- Problem details
Identify the lines that contain the word "Días", then copy them.

======== Records for processing

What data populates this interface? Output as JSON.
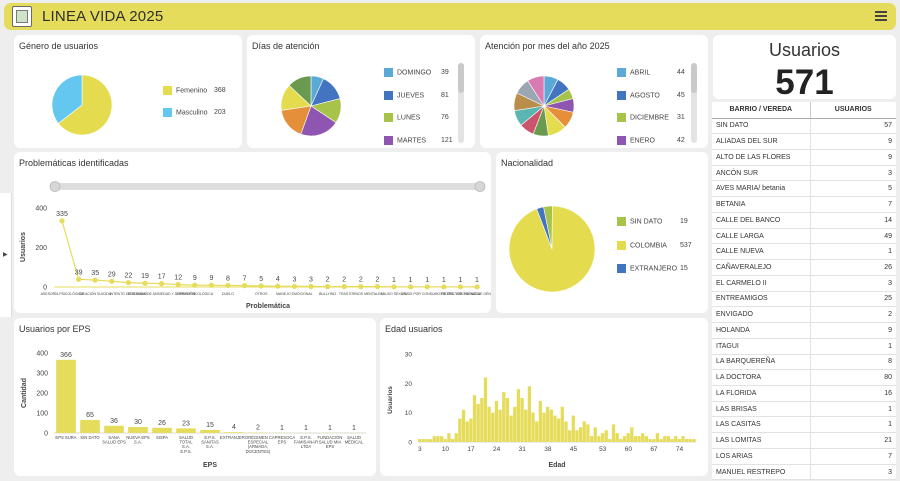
{
  "app": {
    "title": "LINEA VIDA 2025"
  },
  "colors": {
    "accent": "#e6dc5c",
    "bar": "#e6dc5c",
    "panel": "#ffffff"
  },
  "gender": {
    "title": "Género de usuarios",
    "items": [
      {
        "label": "Femenino",
        "value": 368,
        "color": "#e4dc4e"
      },
      {
        "label": "Masculino",
        "value": 203,
        "color": "#64c7ef"
      }
    ]
  },
  "days": {
    "title": "Días de atención",
    "legend": [
      {
        "label": "DOMINGO",
        "value": 39,
        "color": "#5aa9d6"
      },
      {
        "label": "JUEVES",
        "value": 81,
        "color": "#4274c2"
      },
      {
        "label": "LUNES",
        "value": 76,
        "color": "#a8c349"
      },
      {
        "label": "MARTES",
        "value": 121,
        "color": "#8e56b0"
      }
    ]
  },
  "months": {
    "title": "Atención por mes del año 2025",
    "legend": [
      {
        "label": "ABRIL",
        "value": 44,
        "color": "#5aa9d6"
      },
      {
        "label": "AGOSTO",
        "value": 45,
        "color": "#4274c2"
      },
      {
        "label": "DICIEMBRE",
        "value": 31,
        "color": "#a8c349"
      },
      {
        "label": "ENERO",
        "value": 42,
        "color": "#8e56b0"
      }
    ]
  },
  "problems": {
    "title": "Problemáticas identificadas",
    "xlabel": "Problemática",
    "ylabel": "Usuarios"
  },
  "nationality": {
    "title": "Nacionalidad",
    "items": [
      {
        "label": "SIN DATO",
        "value": 19,
        "color": "#a8c349"
      },
      {
        "label": "COLOMBIA",
        "value": 537,
        "color": "#e4dc4e"
      },
      {
        "label": "EXTRANJERO",
        "value": 15,
        "color": "#4274c2"
      }
    ]
  },
  "eps": {
    "title": "Usuarios por EPS",
    "xlabel": "EPS",
    "ylabel": "Cantidad"
  },
  "age": {
    "title": "Edad usuarios",
    "xlabel": "Edad",
    "ylabel": "Usuarios"
  },
  "stat": {
    "label": "Usuarios",
    "value": "571"
  },
  "table": {
    "headers": [
      "BARRIO / VEREDA",
      "USUARIOS"
    ],
    "rows": [
      [
        "SIN DATO",
        "57"
      ],
      [
        "ALIADAS DEL SUR",
        "9"
      ],
      [
        "ALTO DE LAS FLORES",
        "9"
      ],
      [
        "ANCÓN SUR",
        "3"
      ],
      [
        "AVES MARIA/ betania",
        "5"
      ],
      [
        "BETANIA",
        "7"
      ],
      [
        "CALLE DEL BANCO",
        "14"
      ],
      [
        "CALLE LARGA",
        "49"
      ],
      [
        "CALLE NUEVA",
        "1"
      ],
      [
        "CAÑAVERALEJO",
        "26"
      ],
      [
        "EL CARMELO II",
        "3"
      ],
      [
        "ENTREAMIGOS",
        "25"
      ],
      [
        "ENVIGADO",
        "2"
      ],
      [
        "HOLANDA",
        "9"
      ],
      [
        "ITAGUI",
        "1"
      ],
      [
        "LA BARQUEREÑA",
        "8"
      ],
      [
        "LA DOCTORA",
        "80"
      ],
      [
        "LA FLORIDA",
        "16"
      ],
      [
        "LAS BRISAS",
        "1"
      ],
      [
        "LAS CASITAS",
        "1"
      ],
      [
        "LAS LOMITAS",
        "21"
      ],
      [
        "LOS ARIAS",
        "7"
      ],
      [
        "MANUEL RESTREPO",
        "3"
      ]
    ]
  },
  "chart_data": [
    {
      "type": "pie",
      "title": "Género de usuarios",
      "categories": [
        "Femenino",
        "Masculino"
      ],
      "values": [
        368,
        203
      ]
    },
    {
      "type": "pie",
      "title": "Días de atención",
      "categories": [
        "DOMINGO",
        "JUEVES",
        "LUNES",
        "MARTES",
        "",
        "",
        ""
      ],
      "values": [
        39,
        81,
        76,
        121,
        98,
        82,
        74
      ],
      "colors": [
        "#5aa9d6",
        "#4274c2",
        "#a8c349",
        "#8e56b0",
        "#e58f3a",
        "#e4dc4e",
        "#6a9a4f"
      ]
    },
    {
      "type": "pie",
      "title": "Atención por mes del año 2025",
      "categories": [
        "ABRIL",
        "AGOSTO",
        "DICIEMBRE",
        "ENERO",
        "",
        "",
        "",
        "",
        "",
        "",
        "",
        ""
      ],
      "values": [
        44,
        45,
        31,
        42,
        52,
        58,
        47,
        46,
        49,
        55,
        50,
        52
      ],
      "colors": [
        "#5aa9d6",
        "#4274c2",
        "#a8c349",
        "#8e56b0",
        "#e58f3a",
        "#e4dc4e",
        "#6a9a4f",
        "#c9546b",
        "#5bb5b0",
        "#b98e4a",
        "#9aa6b2",
        "#d97bb2"
      ]
    },
    {
      "type": "line",
      "title": "Problemáticas identificadas",
      "xlabel": "Problemática",
      "ylabel": "Usuarios",
      "ylim": [
        0,
        400
      ],
      "yticks": [
        0,
        200,
        400
      ],
      "categories": [
        "ASESORÍA PSICOLÓGICA",
        "IDEACIÓN SUICIDA",
        "INTENTO DE SUICIDIO",
        "SÍNTOMAS DE ANSIEDAD Y DEPRESIÓN",
        "CRISIS PSICOLÓGICA",
        "DUELO",
        "OTROS",
        "MANEJO EMOCIONAL",
        "BULLYING",
        "TRASTORNOS MENTALES",
        "ABUSO SEXUAL",
        "CRISIS POR CONSUMO DE SPA",
        "PROTECTOR TORNADA",
        "VIOLENCIAS DE GÉNERO",
        "",
        "",
        "",
        "",
        "",
        ""
      ],
      "values": [
        335,
        39,
        35,
        29,
        22,
        19,
        17,
        12,
        9,
        9,
        8,
        7,
        5,
        4,
        3,
        3,
        2,
        2,
        2,
        2
      ],
      "values2": [
        1,
        1,
        1,
        1,
        1,
        1
      ]
    },
    {
      "type": "pie",
      "title": "Nacionalidad",
      "categories": [
        "SIN DATO",
        "COLOMBIA",
        "EXTRANJERO"
      ],
      "values": [
        19,
        537,
        15
      ]
    },
    {
      "type": "bar",
      "title": "Usuarios por EPS",
      "xlabel": "EPS",
      "ylabel": "Cantidad",
      "ylim": [
        0,
        400
      ],
      "yticks": [
        0,
        100,
        200,
        300,
        400
      ],
      "categories": [
        "EPS SURA",
        "SIN DATO",
        "SANA SALUD EPS",
        "NUEVA EPS S.A.",
        "SISPA",
        "SALUD TOTAL S.A. E.P.S.",
        "E.P.S. SANITAS S.A.",
        "EXTRANJERO",
        "RÉGIMEN ESPECIAL (ARMADA, DOCENTES)",
        "CAPRESOCA EPS",
        "E.P.S. FAMISANAR LTDA",
        "FUNDACIÓN SALUD MIA EPS",
        "SALUD MÉDICAL"
      ],
      "values": [
        366,
        65,
        36,
        30,
        26,
        23,
        15,
        4,
        2,
        1,
        1,
        1,
        1
      ]
    },
    {
      "type": "bar",
      "title": "Edad usuarios",
      "xlabel": "Edad",
      "ylabel": "Usuarios",
      "ylim": [
        0,
        30
      ],
      "yticks": [
        0,
        10,
        20,
        30
      ],
      "xticks": [
        3,
        10,
        17,
        24,
        31,
        38,
        45,
        53,
        60,
        67,
        74
      ],
      "x": [
        3,
        4,
        5,
        6,
        7,
        8,
        9,
        10,
        11,
        12,
        13,
        14,
        15,
        16,
        17,
        18,
        19,
        20,
        21,
        22,
        23,
        24,
        25,
        26,
        27,
        28,
        29,
        30,
        31,
        32,
        33,
        34,
        35,
        36,
        37,
        38,
        39,
        40,
        41,
        42,
        43,
        44,
        45,
        46,
        47,
        48,
        49,
        50,
        51,
        52,
        53,
        54,
        55,
        56,
        57,
        58,
        59,
        60,
        61,
        62,
        63,
        64,
        65,
        66,
        67,
        68,
        69,
        70,
        71,
        72,
        73,
        74,
        75,
        76,
        77,
        78
      ],
      "values": [
        1,
        1,
        1,
        1,
        2,
        2,
        2,
        1,
        3,
        1,
        3,
        8,
        11,
        7,
        8,
        16,
        13,
        15,
        22,
        12,
        10,
        14,
        11,
        17,
        15,
        9,
        12,
        18,
        15,
        11,
        19,
        10,
        7,
        14,
        10,
        12,
        11,
        9,
        8,
        12,
        7,
        4,
        9,
        4,
        5,
        7,
        6,
        2,
        5,
        2,
        3,
        4,
        1,
        6,
        3,
        1,
        2,
        3,
        5,
        2,
        2,
        3,
        2,
        1,
        1,
        3,
        1,
        2,
        2,
        1,
        2,
        1,
        2,
        1,
        1,
        1
      ]
    }
  ]
}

================

- Worked solution
    "title": "Días de atención",
      "title": "Días de atención",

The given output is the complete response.